** START DATA PROVIDED **
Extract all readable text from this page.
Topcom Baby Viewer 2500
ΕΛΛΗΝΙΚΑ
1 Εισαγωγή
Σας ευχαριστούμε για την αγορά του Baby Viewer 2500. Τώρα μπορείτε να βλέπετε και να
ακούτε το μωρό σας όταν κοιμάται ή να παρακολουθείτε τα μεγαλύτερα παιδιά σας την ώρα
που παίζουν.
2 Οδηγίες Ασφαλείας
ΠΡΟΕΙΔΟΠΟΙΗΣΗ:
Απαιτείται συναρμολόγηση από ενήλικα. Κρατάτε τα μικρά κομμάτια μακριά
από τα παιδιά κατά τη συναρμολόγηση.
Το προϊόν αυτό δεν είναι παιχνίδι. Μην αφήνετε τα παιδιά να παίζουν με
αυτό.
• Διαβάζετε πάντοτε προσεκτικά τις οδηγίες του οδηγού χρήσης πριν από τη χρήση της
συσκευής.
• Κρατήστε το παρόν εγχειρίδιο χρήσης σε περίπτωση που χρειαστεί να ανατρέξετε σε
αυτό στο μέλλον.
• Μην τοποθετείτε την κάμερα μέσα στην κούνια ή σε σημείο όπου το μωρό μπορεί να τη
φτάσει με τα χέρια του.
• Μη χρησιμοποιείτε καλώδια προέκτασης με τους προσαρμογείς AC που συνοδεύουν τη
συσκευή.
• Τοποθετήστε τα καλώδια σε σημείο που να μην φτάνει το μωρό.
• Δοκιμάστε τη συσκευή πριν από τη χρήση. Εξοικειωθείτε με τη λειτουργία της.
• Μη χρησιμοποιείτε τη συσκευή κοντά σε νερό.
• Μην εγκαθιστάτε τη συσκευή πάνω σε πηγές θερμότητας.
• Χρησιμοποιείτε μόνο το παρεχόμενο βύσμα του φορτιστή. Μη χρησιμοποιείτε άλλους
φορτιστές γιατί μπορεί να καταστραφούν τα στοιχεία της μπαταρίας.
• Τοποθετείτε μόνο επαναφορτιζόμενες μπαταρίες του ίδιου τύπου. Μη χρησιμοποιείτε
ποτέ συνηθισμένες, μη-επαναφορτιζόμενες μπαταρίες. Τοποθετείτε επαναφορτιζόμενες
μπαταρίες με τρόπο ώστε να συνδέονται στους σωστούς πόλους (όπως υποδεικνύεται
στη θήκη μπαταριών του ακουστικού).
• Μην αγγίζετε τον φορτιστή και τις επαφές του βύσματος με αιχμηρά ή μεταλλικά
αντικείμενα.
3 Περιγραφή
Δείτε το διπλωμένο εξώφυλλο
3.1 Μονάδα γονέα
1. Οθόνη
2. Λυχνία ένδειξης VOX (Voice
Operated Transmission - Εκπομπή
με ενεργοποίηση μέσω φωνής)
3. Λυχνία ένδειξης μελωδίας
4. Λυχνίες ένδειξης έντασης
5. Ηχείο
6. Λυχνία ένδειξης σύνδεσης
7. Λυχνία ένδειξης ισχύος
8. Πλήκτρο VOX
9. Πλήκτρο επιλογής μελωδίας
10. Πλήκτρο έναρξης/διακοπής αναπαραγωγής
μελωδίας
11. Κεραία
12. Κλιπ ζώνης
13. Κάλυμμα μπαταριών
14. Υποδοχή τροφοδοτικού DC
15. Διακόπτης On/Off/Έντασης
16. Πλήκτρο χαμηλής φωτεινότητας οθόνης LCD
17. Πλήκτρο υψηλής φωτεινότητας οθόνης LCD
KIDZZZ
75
** END DATA PROVIDED **
Copy whichever lines in the listing above contain the word "μπαταρίες".

_FULL SOLUTION_
• Τοποθετείτε μόνο επαναφορτιζόμενες μπαταρίες του ίδιου τύπου. Μη χρησιμοποιείτε
ποτέ συνηθισμένες, μη-επαναφορτιζόμενες μπαταρίες. Τοποθετείτε επαναφορτιζόμενες
μπαταρίες με τρόπο ώστε να συνδέονται στους σωστούς πόλους (όπως υποδεικνύεται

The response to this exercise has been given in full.